(Figure collection entries)
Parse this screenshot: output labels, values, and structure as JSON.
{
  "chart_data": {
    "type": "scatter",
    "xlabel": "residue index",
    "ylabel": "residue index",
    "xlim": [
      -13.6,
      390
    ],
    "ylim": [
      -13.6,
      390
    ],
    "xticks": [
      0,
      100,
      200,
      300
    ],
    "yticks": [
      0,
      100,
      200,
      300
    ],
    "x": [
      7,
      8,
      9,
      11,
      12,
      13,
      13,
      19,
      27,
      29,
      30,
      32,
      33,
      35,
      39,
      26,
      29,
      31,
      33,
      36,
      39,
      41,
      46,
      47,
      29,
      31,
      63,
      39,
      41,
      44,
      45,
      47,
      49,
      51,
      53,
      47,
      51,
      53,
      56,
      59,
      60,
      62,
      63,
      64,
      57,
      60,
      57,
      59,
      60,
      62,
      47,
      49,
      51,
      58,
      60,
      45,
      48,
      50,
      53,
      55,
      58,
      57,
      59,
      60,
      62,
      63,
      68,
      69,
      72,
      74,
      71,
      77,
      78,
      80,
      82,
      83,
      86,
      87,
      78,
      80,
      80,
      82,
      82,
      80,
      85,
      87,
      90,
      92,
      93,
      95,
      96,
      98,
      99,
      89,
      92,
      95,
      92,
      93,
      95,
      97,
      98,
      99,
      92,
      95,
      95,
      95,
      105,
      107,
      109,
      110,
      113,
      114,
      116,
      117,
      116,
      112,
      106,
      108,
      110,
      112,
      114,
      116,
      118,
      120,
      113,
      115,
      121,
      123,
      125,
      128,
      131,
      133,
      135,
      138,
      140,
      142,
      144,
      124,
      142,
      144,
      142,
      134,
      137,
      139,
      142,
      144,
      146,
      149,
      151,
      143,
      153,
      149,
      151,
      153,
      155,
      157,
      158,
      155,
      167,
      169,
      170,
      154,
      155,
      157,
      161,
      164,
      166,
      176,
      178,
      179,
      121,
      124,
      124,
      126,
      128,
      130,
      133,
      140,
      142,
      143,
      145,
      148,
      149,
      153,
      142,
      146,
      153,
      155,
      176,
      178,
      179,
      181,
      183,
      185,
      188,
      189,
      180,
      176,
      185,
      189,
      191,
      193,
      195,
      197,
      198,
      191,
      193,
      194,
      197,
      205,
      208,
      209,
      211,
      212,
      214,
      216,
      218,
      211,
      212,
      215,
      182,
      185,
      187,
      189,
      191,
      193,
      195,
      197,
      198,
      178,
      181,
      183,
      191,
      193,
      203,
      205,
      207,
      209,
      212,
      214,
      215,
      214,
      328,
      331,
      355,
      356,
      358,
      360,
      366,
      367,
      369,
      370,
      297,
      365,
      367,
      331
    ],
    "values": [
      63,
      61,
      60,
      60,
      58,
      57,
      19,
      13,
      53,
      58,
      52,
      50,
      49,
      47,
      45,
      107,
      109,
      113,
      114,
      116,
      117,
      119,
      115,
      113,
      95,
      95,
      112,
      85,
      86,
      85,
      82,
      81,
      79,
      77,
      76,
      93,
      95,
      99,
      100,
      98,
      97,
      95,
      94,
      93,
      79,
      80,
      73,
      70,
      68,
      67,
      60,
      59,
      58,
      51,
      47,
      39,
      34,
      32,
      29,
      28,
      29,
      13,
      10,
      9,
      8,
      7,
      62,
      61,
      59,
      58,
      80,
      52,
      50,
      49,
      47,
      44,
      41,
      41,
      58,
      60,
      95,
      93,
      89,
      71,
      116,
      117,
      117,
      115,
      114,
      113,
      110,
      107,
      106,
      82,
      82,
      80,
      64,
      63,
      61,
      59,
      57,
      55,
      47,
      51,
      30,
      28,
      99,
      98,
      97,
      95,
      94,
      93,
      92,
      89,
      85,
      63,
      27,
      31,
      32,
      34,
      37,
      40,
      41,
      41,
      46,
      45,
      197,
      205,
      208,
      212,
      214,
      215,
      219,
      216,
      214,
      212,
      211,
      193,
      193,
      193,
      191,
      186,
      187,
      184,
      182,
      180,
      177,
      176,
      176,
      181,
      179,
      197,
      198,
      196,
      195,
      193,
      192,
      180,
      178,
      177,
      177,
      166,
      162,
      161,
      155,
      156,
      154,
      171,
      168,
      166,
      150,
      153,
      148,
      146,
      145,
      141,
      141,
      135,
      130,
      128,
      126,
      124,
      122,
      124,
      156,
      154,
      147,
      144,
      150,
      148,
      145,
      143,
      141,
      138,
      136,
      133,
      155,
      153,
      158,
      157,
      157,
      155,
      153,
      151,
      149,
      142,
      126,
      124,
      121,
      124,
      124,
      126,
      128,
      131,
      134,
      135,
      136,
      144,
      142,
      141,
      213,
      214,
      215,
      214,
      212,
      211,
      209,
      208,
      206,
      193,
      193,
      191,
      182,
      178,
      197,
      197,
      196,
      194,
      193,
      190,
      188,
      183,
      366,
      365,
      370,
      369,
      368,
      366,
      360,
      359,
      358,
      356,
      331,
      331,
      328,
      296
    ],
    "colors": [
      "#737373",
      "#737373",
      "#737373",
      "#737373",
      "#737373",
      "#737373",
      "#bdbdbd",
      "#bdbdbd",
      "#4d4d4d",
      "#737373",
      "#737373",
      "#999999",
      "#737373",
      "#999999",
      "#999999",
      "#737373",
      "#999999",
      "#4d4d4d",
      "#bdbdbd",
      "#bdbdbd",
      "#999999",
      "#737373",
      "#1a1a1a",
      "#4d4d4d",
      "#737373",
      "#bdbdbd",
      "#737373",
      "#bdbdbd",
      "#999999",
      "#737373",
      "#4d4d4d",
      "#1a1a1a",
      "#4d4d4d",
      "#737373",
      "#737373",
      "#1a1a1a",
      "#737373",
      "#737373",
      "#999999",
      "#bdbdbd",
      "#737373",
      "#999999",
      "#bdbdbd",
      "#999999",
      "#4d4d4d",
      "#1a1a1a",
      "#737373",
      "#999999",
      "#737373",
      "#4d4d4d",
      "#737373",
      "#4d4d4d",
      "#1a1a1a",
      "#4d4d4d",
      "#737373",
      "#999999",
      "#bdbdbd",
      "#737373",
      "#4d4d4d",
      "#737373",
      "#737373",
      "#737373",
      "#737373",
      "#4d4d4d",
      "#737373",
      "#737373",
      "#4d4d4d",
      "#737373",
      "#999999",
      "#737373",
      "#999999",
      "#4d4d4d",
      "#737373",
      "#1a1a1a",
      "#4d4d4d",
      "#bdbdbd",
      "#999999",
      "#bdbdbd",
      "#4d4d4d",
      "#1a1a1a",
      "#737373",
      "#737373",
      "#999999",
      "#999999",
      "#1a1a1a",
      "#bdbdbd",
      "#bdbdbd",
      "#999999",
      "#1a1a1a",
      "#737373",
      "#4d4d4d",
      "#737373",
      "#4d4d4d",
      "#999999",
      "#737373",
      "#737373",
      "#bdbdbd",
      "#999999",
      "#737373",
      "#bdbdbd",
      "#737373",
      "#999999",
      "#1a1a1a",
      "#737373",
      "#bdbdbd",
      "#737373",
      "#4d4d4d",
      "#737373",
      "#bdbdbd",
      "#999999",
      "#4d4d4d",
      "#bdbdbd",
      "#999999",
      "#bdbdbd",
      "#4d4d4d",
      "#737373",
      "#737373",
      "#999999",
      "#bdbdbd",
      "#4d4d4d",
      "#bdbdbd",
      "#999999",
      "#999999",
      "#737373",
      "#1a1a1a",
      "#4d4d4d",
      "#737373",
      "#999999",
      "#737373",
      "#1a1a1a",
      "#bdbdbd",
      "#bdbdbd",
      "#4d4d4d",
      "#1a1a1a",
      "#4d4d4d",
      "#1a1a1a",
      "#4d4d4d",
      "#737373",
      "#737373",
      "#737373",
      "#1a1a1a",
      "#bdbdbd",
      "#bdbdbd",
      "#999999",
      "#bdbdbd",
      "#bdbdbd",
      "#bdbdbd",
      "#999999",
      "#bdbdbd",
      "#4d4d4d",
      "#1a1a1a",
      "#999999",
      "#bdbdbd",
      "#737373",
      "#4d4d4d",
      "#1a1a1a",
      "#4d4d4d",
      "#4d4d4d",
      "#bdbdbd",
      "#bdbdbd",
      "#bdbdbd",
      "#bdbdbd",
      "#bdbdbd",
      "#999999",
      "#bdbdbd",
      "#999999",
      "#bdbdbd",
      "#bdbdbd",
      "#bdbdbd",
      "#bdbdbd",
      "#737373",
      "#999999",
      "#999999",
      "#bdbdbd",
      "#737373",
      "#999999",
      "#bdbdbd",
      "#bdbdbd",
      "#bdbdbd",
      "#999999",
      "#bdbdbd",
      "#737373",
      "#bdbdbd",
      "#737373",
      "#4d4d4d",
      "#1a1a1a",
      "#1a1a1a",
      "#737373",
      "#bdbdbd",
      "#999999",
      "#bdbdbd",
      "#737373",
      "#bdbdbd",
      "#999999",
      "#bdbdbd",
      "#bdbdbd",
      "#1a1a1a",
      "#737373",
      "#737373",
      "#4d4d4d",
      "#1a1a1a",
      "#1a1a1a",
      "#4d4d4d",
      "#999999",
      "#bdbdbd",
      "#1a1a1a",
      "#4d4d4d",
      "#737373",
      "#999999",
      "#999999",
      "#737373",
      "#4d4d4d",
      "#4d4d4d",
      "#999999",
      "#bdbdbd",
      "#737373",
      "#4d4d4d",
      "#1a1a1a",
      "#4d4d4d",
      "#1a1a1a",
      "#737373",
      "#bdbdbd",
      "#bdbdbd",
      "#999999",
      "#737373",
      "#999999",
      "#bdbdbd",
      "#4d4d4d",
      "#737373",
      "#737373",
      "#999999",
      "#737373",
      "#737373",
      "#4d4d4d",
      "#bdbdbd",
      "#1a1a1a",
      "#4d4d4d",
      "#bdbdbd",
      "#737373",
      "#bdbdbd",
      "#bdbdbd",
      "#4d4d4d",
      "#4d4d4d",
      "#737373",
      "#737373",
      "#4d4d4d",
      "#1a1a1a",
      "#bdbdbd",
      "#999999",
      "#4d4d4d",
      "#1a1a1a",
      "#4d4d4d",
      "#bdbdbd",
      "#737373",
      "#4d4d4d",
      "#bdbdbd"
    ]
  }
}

WHAT THE TASK REQUIRES:
Where a line above includes "residue", copy that line.

SOLUTION TO THE EXERCISE:
    "xlabel": "residue index",
    "ylabel": "residue index",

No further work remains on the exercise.